Repeat the listing in full. Nothing may be added or left out.
[BEGIN Stored rows]
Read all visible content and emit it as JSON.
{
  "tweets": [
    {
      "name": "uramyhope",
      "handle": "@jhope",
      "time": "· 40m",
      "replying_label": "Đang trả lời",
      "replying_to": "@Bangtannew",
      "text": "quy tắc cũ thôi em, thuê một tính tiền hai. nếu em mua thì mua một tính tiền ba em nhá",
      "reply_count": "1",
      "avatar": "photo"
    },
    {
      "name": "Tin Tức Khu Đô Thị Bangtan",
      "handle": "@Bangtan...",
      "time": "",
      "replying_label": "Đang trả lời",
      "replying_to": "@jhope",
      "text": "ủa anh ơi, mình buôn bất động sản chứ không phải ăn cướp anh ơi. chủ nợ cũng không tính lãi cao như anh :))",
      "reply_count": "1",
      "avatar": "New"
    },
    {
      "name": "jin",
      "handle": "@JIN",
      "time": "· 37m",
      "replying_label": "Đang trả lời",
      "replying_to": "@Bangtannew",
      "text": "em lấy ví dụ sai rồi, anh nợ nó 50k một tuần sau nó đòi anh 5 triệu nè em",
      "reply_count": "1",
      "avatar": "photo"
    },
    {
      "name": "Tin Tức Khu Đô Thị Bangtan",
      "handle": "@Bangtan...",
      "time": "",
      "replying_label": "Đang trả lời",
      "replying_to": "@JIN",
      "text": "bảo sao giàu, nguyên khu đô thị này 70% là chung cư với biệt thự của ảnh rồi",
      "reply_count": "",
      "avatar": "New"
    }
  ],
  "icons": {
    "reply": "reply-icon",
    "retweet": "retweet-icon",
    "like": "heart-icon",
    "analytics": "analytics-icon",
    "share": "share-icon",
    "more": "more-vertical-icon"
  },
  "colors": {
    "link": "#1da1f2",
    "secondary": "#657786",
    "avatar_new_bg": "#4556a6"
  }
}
[END Stored rows]
Exercise result:
Read all visible content and emit it as JSON.
{
  "tweets": [
    {
      "name": "uramyhope",
      "handle": "@jhope",
      "time": "· 40m",
      "replying_label": "Đang trả lời",
      "replying_to": "@Bangtannew",
      "text": "quy tắc cũ thôi em, thuê một tính tiền hai. nếu em mua thì mua một tính tiền ba em nhá",
      "reply_count": "1",
      "avatar": "photo"
    },
    {
      "name": "Tin Tức Khu Đô Thị Bangtan",
      "handle": "@Bangtan...",
      "time": "",
      "replying_label": "Đang trả lời",
      "replying_to": "@jhope",
      "text": "ủa anh ơi, mình buôn bất động sản chứ không phải ăn cướp anh ơi. chủ nợ cũng không tính lãi cao như anh :))",
      "reply_count": "1",
      "avatar": "New"
    },
    {
      "name": "jin",
      "handle": "@JIN",
      "time": "· 37m",
      "replying_label": "Đang trả lời",
      "replying_to": "@Bangtannew",
      "text": "em lấy ví dụ sai rồi, anh nợ nó 50k một tuần sau nó đòi anh 5 triệu nè em",
      "reply_count": "1",
      "avatar": "photo"
    },
    {
      "name": "Tin Tức Khu Đô Thị Bangtan",
      "handle": "@Bangtan...",
      "time": "",
      "replying_label": "Đang trả lời",
      "replying_to": "@JIN",
      "text": "bảo sao giàu, nguyên khu đô thị này 70% là chung cư với biệt thự của ảnh rồi",
      "reply_count": "",
      "avatar": "New"
    }
  ],
  "icons": {
    "reply": "reply-icon",
    "retweet": "retweet-icon",
    "like": "heart-icon",
    "analytics": "analytics-icon",
    "share": "share-icon",
    "more": "more-vertical-icon"
  },
  "colors": {
    "link": "#1da1f2",
    "secondary": "#657786",
    "avatar_new_bg": "#4556a6"
  }
}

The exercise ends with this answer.